■ Directive ■
Please pull out every line that includes the string "numbers".

[START Recorded data]

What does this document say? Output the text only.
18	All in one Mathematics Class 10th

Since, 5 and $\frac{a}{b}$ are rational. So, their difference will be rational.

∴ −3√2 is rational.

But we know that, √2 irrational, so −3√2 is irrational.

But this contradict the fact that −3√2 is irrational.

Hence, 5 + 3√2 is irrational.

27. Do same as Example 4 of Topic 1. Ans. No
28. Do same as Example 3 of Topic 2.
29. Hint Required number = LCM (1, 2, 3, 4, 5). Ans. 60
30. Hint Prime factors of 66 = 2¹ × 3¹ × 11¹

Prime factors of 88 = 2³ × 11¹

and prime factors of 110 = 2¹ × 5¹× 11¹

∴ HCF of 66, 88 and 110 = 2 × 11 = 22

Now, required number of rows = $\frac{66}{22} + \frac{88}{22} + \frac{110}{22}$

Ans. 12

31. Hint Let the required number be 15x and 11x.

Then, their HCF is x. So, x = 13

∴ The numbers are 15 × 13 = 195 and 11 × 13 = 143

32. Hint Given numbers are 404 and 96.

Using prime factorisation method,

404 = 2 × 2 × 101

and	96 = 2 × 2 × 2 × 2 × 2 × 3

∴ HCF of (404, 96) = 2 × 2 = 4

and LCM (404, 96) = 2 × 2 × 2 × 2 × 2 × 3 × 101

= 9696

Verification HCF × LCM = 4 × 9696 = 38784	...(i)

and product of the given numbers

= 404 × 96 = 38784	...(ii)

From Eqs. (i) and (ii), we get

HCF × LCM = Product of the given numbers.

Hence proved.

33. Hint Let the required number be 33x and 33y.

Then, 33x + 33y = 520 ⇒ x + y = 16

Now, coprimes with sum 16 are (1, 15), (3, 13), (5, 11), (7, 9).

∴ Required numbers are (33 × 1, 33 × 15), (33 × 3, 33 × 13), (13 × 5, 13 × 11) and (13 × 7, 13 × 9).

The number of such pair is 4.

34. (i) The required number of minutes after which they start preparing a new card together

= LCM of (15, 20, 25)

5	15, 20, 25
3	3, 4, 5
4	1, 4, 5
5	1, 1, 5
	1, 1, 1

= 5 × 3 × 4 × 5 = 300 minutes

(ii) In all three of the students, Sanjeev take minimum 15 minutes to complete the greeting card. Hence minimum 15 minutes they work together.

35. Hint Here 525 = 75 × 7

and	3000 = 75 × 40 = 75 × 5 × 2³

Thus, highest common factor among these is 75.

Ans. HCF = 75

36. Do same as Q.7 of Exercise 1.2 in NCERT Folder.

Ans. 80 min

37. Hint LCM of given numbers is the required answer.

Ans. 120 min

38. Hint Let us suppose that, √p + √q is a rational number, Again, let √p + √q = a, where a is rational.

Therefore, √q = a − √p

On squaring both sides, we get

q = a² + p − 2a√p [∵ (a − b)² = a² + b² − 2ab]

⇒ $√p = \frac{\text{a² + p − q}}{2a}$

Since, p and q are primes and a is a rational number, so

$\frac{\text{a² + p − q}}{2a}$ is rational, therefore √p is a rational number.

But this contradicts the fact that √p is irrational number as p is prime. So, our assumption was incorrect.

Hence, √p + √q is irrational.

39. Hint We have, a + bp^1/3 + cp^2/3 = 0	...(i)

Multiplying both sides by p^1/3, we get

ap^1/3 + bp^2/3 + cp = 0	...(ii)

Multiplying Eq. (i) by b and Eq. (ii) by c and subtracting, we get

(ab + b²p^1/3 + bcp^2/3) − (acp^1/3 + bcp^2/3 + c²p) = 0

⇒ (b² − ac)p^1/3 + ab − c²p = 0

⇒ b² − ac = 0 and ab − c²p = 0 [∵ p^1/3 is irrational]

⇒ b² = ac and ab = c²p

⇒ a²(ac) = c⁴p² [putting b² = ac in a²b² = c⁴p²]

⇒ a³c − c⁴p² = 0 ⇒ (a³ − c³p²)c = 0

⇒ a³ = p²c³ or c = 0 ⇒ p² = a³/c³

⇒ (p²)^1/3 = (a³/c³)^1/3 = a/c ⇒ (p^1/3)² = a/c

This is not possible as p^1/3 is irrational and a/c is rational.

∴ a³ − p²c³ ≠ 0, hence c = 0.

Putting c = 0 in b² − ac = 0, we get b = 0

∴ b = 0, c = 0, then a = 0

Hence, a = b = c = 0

[END Recorded data]

■ Result of this task ■
∴ The numbers are 15 × 13 = 195 and 11 × 13 = 143
32. Hint Given numbers are 404 and 96.
and product of the given numbers
HCF × LCM = Product of the given numbers.
∴ Required numbers are (33 × 1, 33 × 15), (33 × 3, 33 × 13), (13 × 5, 13 × 11) and (13 × 7, 13 × 9).
37. Hint LCM of given numbers is the required answer.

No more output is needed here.